▶ [Source data]:

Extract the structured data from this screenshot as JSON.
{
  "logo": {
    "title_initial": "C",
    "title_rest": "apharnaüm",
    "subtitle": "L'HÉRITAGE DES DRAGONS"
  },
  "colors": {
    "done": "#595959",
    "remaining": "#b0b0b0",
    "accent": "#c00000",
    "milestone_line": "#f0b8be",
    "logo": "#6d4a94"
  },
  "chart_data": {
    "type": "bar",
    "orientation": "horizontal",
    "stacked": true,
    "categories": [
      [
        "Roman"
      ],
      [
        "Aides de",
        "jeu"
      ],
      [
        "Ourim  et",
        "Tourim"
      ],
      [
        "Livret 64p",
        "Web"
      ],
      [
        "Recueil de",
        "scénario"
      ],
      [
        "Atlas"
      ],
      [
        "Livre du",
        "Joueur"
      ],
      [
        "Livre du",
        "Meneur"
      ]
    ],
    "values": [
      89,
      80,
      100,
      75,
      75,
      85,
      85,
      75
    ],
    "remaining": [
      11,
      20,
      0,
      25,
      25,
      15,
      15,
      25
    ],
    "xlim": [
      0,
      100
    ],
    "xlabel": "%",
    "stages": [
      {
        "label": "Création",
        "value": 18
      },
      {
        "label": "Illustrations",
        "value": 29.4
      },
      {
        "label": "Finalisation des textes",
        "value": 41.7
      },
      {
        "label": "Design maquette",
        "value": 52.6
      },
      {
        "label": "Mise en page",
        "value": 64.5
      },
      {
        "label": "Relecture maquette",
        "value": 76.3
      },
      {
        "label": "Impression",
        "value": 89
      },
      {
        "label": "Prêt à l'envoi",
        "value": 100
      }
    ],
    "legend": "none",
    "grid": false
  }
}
==
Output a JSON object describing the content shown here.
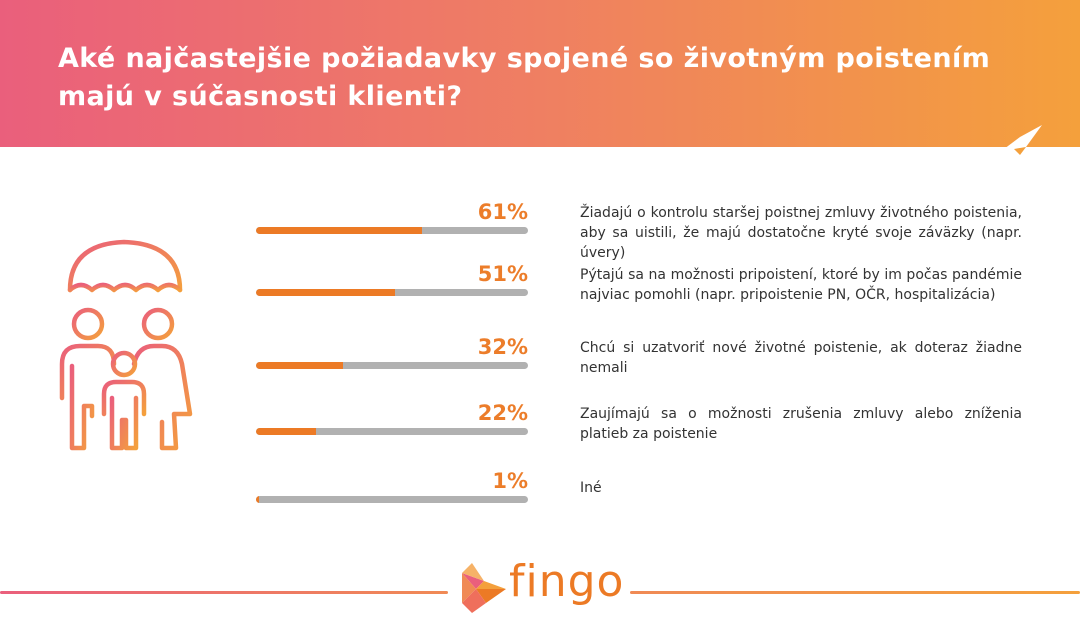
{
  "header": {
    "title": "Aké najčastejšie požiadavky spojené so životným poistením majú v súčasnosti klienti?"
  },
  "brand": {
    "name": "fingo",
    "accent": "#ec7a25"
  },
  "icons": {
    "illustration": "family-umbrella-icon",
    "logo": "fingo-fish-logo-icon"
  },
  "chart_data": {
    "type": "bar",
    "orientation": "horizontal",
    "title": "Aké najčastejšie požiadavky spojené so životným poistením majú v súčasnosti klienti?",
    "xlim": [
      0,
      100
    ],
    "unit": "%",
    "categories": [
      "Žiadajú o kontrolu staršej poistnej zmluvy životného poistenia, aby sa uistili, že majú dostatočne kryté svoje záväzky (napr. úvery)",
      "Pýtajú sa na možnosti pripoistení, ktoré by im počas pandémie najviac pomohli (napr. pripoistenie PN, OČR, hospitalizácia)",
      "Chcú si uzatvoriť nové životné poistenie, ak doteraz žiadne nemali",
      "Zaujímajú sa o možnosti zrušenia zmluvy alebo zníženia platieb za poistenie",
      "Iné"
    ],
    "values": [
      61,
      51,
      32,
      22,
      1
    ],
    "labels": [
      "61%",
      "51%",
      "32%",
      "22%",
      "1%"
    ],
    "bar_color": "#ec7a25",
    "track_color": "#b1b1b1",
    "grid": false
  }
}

▶ [Instruction]: State the number of lines in this listing that contain the string "požiadavky", and add nothing else.

▶ [Task result]: 2